__Provided text__.

------------------------

Make people nameless to fix discrimination?

Make people nameless to fix discrimination?

Waleed Aly won the Gold Logie last week. He is definitely one of my favourite TV personalities – I appreciate his cut-through, intellectual, smattered-with-humour style on hot topics.


When he won the award, his speech was acclaimed across the media. He told a disappointing story of a guy who changed his name from his middle-eastern sounding name to a western sounding name, because he said he couldn’t get a job in the industry otherwise.

Interestingly a few weeks before the Logies, I had heard suggestions we should now start having NAMELESS resumes (in addition to not putting your date of birth, gender, marital status etc), to avoid people discriminating against people with a “foreign” last name.

I have to admit, these fears have crossed my mind, now that I too have a “foreign” last name (even though I have a “non-foreign” firstname). But the thought has crossed my mind – what will I call my children if I have any – should I give them an Indian name and an Australian name, and they can choose which one to use depending on where they are applying for jobs?

When you think about it, it’s pretty sad to have to think like that. It’s sad that Waleed’s mate changed his name because he had these thoughts too.

------------------------

__Data__.
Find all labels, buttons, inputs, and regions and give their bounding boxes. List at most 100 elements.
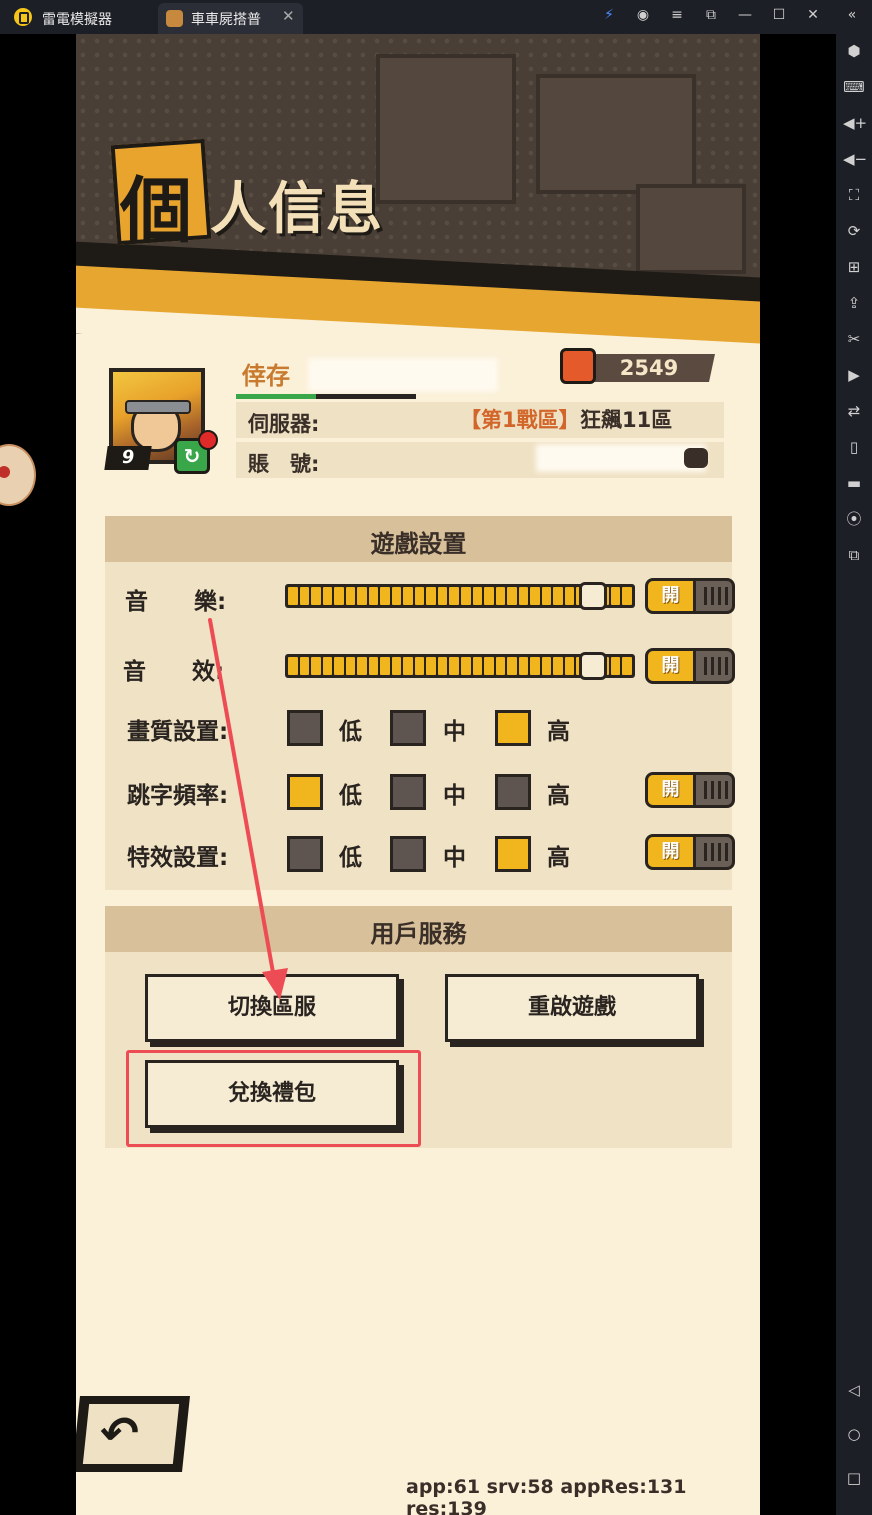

------------------------

__Problems and tasks__.
a - For the post on nameless resumes, state whether each statement agrees with it, answering yes or no and quoting the deciding words: (i) Waleed Aly won the Gold Logie. (ii) The writer has a “foreign” first name. (iii) The writer heard suggestions about nameless resumes a few weeks after the Logies.
b - Write what comes next in the post on nameless resumes, beginning after its final sentence.
The data are separate material and do not belong to the post on nameless resumes.

__Answers to the exercises__.
a -
(i) Yes: "Waleed Aly won the Gold Logie last week."
(ii) No: "now that I too have a “foreign” last name (even though I have a “non-foreign” firstname)"
(iii) No: "a few weeks before the Logies, I had heard suggestions we should now start having NAMELESS resumes"

b -
But I’m also not convinced nameless resumes will change discrimination. Whilst it might mean people’s resumes get read, rather than culled, you still have to call the person to book an interview – and presumably get their name (unless we go the extremes and start addressing candidates as sir/madam until they sign the contract). But even in the interview, you can’t prevent people subtly discriminating in other ways, such as against skin colour or gender. If it’s obvious discrimination, of course there is a huge uproar and the company can be liable for prosecution – but more often than not it is very hard to prove.

The issue is a nameless resume doesn’t address the source of the problem. People’s attitudes, values and stereotypes are the issue – and unfortunately “fixing” them is a lot more complicated.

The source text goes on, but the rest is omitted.